_Directive_.
Below are the records; collect from them each line containing the string "rake".

Records from a collection:
····················
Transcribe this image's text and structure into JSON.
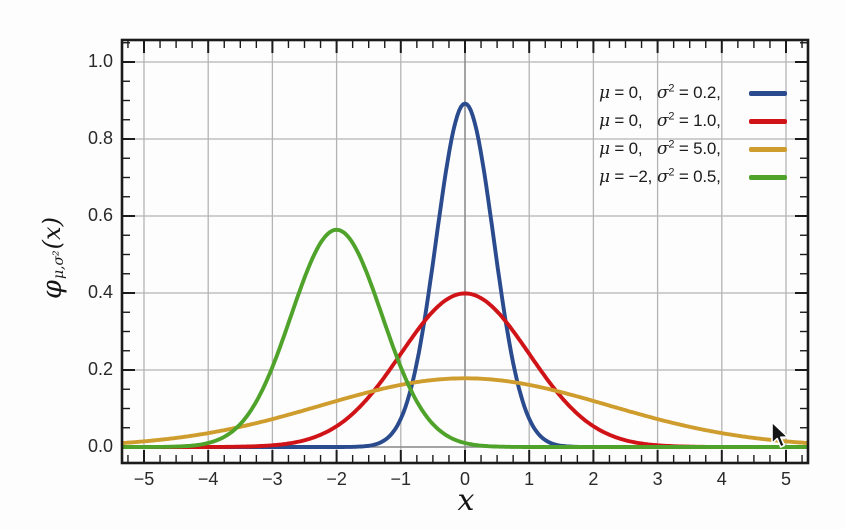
{
  "page": {
    "background": "#fdfdfd"
  },
  "chart_data": {
    "type": "line",
    "title": "",
    "xlabel": "x",
    "ylabel": {
      "phi": "φ",
      "subscript": "μ,σ²",
      "argument": "(x)"
    },
    "xlim": [
      -5.34,
      5.34
    ],
    "ylim": [
      -0.042,
      1.057
    ],
    "x_major_ticks": [
      -5,
      -4,
      -3,
      -2,
      -1,
      0,
      1,
      2,
      3,
      4,
      5
    ],
    "x_tick_labels": [
      "−5",
      "−4",
      "−3",
      "−2",
      "−1",
      "0",
      "1",
      "2",
      "3",
      "4",
      "5"
    ],
    "y_major_ticks": [
      0,
      0.2,
      0.4,
      0.6,
      0.8,
      1.0
    ],
    "y_tick_labels": [
      "0.0",
      "0.2",
      "0.4",
      "0.6",
      "0.8",
      "1.0"
    ],
    "x_minor_step": 0.25,
    "y_minor_step": 0.05,
    "grid": true,
    "legend_position": "top-right",
    "colors": {
      "grid_light": "#b4b4b4",
      "grid_zero": "#878787",
      "frame": "#1b1b1b",
      "tick": "#1b1b1b",
      "text": "#2a2a2a"
    },
    "series": [
      {
        "name": "μ = 0, σ² = 0.2",
        "mu": 0,
        "sigma2": 0.2,
        "peak": 0.892,
        "color": "#2a4b8d",
        "legend": {
          "mu_sym": "μ",
          "mu_eq": "= 0,",
          "var_sym": "σ",
          "var_sup": "2",
          "var_eq": "= 0.2,"
        }
      },
      {
        "name": "μ = 0, σ² = 1.0",
        "mu": 0,
        "sigma2": 1.0,
        "peak": 0.399,
        "color": "#d01317",
        "legend": {
          "mu_sym": "μ",
          "mu_eq": "= 0,",
          "var_sym": "σ",
          "var_sup": "2",
          "var_eq": "= 1.0,"
        }
      },
      {
        "name": "μ = 0, σ² = 5.0",
        "mu": 0,
        "sigma2": 5.0,
        "peak": 0.178,
        "color": "#cf9d2e",
        "legend": {
          "mu_sym": "μ",
          "mu_eq": "= 0,",
          "var_sym": "σ",
          "var_sup": "2",
          "var_eq": "= 5.0,"
        }
      },
      {
        "name": "μ = −2, σ² = 0.5",
        "mu": -2,
        "sigma2": 0.5,
        "peak": 0.564,
        "color": "#4fa32b",
        "legend": {
          "mu_sym": "μ",
          "mu_eq": "= −2,",
          "var_sym": "σ",
          "var_sup": "2",
          "var_eq": "= 0.5,"
        }
      }
    ]
  }
}
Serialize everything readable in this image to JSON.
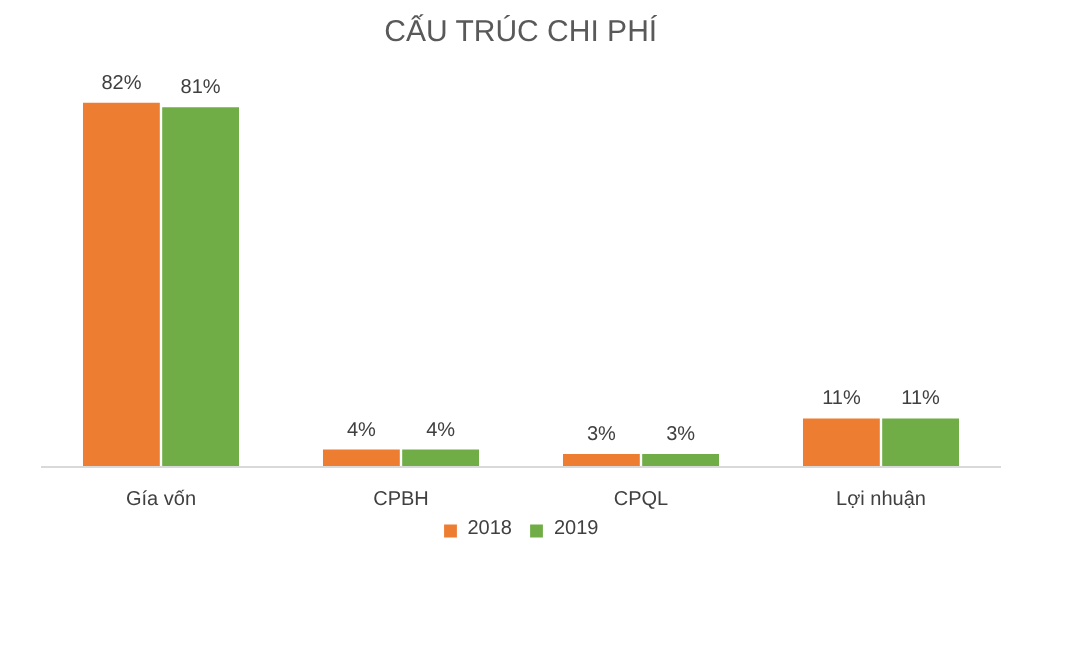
{
  "chart_data": {
    "type": "bar",
    "title": "CẤU TRÚC CHI PHÍ",
    "categories": [
      "Gía vốn",
      "CPBH",
      "CPQL",
      "Lợi nhuận"
    ],
    "legend": "bottom",
    "series": [
      {
        "name": "2018",
        "color": "#ed7d31",
        "values": [
          82,
          4,
          3,
          11
        ],
        "value_labels": [
          "82%",
          "4%",
          "3%",
          "11%"
        ]
      },
      {
        "name": "2019",
        "color": "#70ad47",
        "values": [
          81,
          4,
          3,
          11
        ],
        "value_labels": [
          "81%",
          "4%",
          "3%",
          "11%"
        ]
      }
    ]
  }
}
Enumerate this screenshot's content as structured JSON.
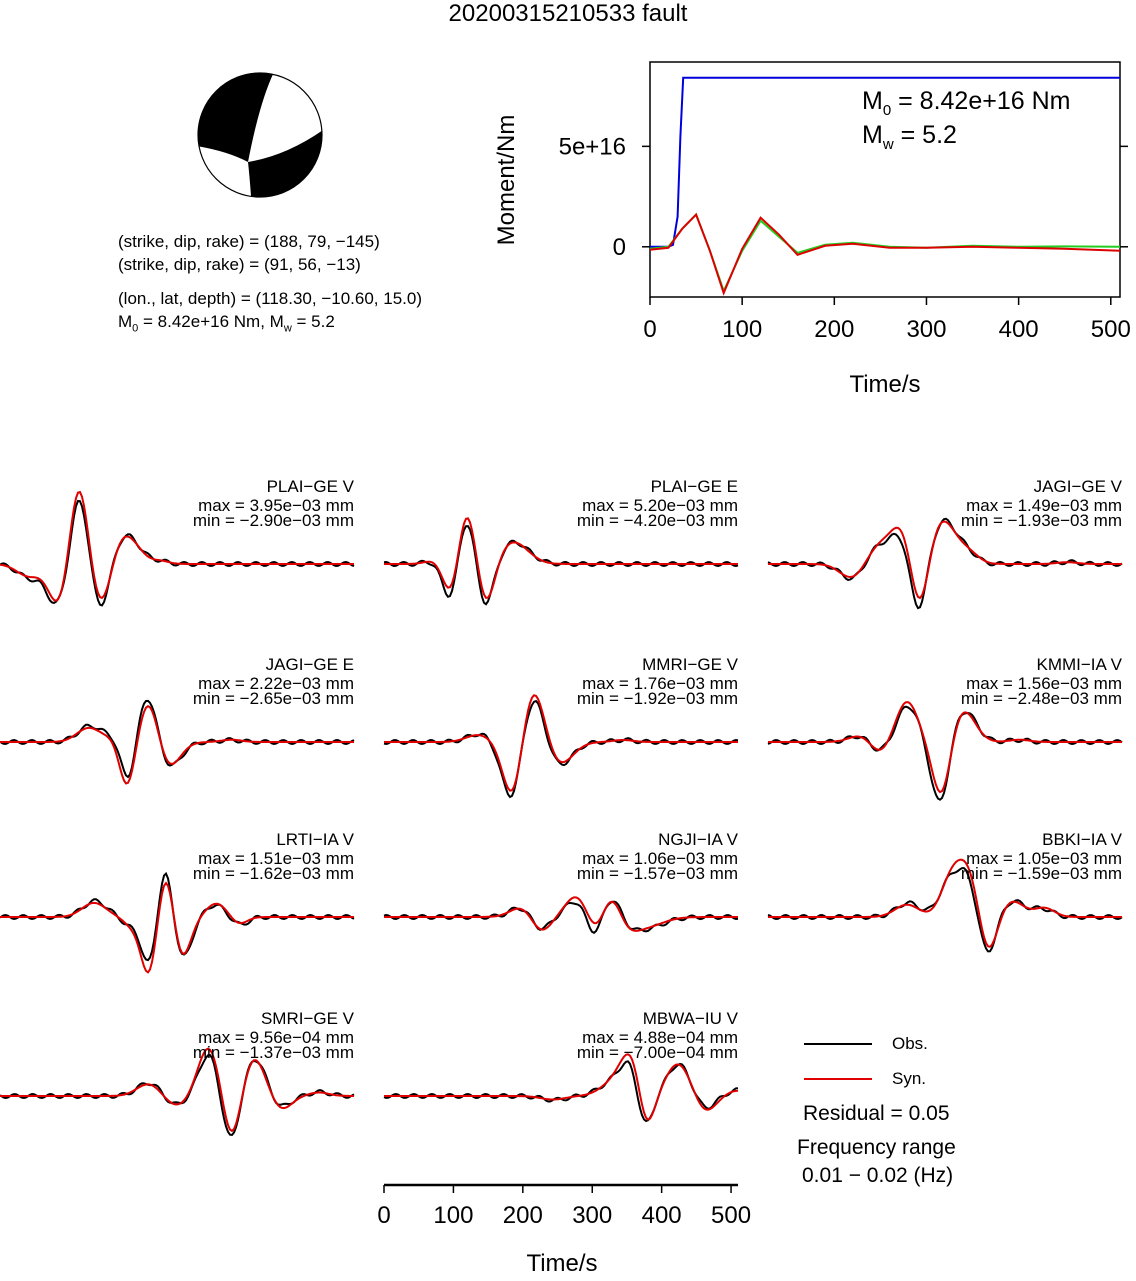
{
  "title": "20200315210533 fault",
  "solution": {
    "line1": "(strike, dip, rake) = (188, 79, −145)",
    "line2": "(strike, dip, rake) = (91, 56, −13)",
    "line3": "(lon., lat, depth) = (118.30, −10.60, 15.0)",
    "m0_label": "M",
    "m0_sub": "0",
    "m0_rest": " = 8.42e+16 Nm, M",
    "mw_sub": "w",
    "mw_rest": " = 5.2"
  },
  "colors": {
    "obs": "#000000",
    "syn": "#e00000",
    "moment": "#0000dd",
    "stf_green": "#22cc22"
  },
  "chart_data": [
    {
      "type": "line",
      "title": "",
      "xlabel": "Time/s",
      "ylabel": "Moment/Nm",
      "xlim": [
        0,
        510
      ],
      "ylim": [
        -2.5e+16,
        9.2e+16
      ],
      "xticks": [
        "0",
        "100",
        "200",
        "300",
        "400",
        "500"
      ],
      "yticks": [
        "0",
        "5e+16"
      ],
      "annotation": {
        "m0": "M",
        "m0_sub": "0",
        "m0_val": " = 8.42e+16 Nm",
        "mw": "M",
        "mw_sub": "w",
        "mw_val": " = 5.2"
      },
      "series": [
        {
          "color": "#0000dd",
          "x": [
            0,
            20,
            25,
            30,
            33,
            36,
            510
          ],
          "y": [
            0,
            0,
            1000000000000000.0,
            1.5e+16,
            5.5e+16,
            8.42e+16,
            8.42e+16
          ]
        },
        {
          "color": "#22cc22",
          "x": [
            0,
            20,
            35,
            50,
            65,
            80,
            100,
            120,
            140,
            160,
            190,
            220,
            260,
            300,
            350,
            400,
            450,
            510
          ],
          "y": [
            -1000000000000000.0,
            0,
            9000000000000000.0,
            1.6e+16,
            -2000000000000000.0,
            -2.2e+16,
            -2000000000000000.0,
            1.3e+16,
            5000000000000000.0,
            -3000000000000000.0,
            1000000000000000.0,
            2000000000000000.0,
            0,
            -500000000000000.0,
            500000000000000.0,
            0,
            200000000000000.0,
            0
          ]
        },
        {
          "color": "#dd0000",
          "x": [
            0,
            20,
            35,
            50,
            65,
            80,
            100,
            120,
            140,
            160,
            190,
            220,
            260,
            300,
            350,
            400,
            450,
            510
          ],
          "y": [
            -1500000000000000.0,
            -500000000000000.0,
            9000000000000000.0,
            1.6e+16,
            -2000000000000000.0,
            -2.3e+16,
            -1000000000000000.0,
            1.45e+16,
            6000000000000000.0,
            -4000000000000000.0,
            500000000000000.0,
            1500000000000000.0,
            -500000000000000.0,
            -500000000000000.0,
            0,
            -500000000000000.0,
            -1000000000000000.0,
            -2000000000000000.0
          ]
        }
      ]
    },
    {
      "type": "line",
      "title": "",
      "description": "waveform fits",
      "xlabel": "Time/s",
      "xlim": [
        0,
        510
      ],
      "xticks": [
        "0",
        "100",
        "200",
        "300",
        "400",
        "500"
      ],
      "traces": [
        {
          "name": "PLAI−GE V",
          "max": "max = 3.95e−03 mm",
          "min": "min = −2.90e−03 mm"
        },
        {
          "name": "PLAI−GE E",
          "max": "max = 5.20e−03 mm",
          "min": "min = −4.20e−03 mm"
        },
        {
          "name": "JAGI−GE V",
          "max": "max = 1.49e−03 mm",
          "min": "min = −1.93e−03 mm"
        },
        {
          "name": "JAGI−GE E",
          "max": "max = 2.22e−03 mm",
          "min": "min = −2.65e−03 mm"
        },
        {
          "name": "MMRI−GE V",
          "max": "max = 1.76e−03 mm",
          "min": "min = −1.92e−03 mm"
        },
        {
          "name": "KMMI−IA V",
          "max": "max = 1.56e−03 mm",
          "min": "min = −2.48e−03 mm"
        },
        {
          "name": "LRTI−IA V",
          "max": "max = 1.51e−03 mm",
          "min": "min = −1.62e−03 mm"
        },
        {
          "name": "NGJI−IA V",
          "max": "max = 1.06e−03 mm",
          "min": "min = −1.57e−03 mm"
        },
        {
          "name": "BBKI−IA V",
          "max": "max = 1.05e−03 mm",
          "min": "min = −1.59e−03 mm"
        },
        {
          "name": "SMRI−GE V",
          "max": "max = 9.56e−04 mm",
          "min": "min = −1.37e−03 mm"
        },
        {
          "name": "MBWA−IU V",
          "max": "max = 4.88e−04 mm",
          "min": "min = −7.00e−04 mm"
        }
      ],
      "legend": {
        "obs": "Obs.",
        "syn": "Syn."
      },
      "residual": "Residual = 0.05",
      "freq_title": "Frequency range",
      "freq_value": "0.01 − 0.02 (Hz)"
    }
  ]
}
····················
_Response to the exercise_.
    "line1": "(strike, dip, rake) = (188, 79, −145)",
    "line2": "(strike, dip, rake) = (91, 56, −13)",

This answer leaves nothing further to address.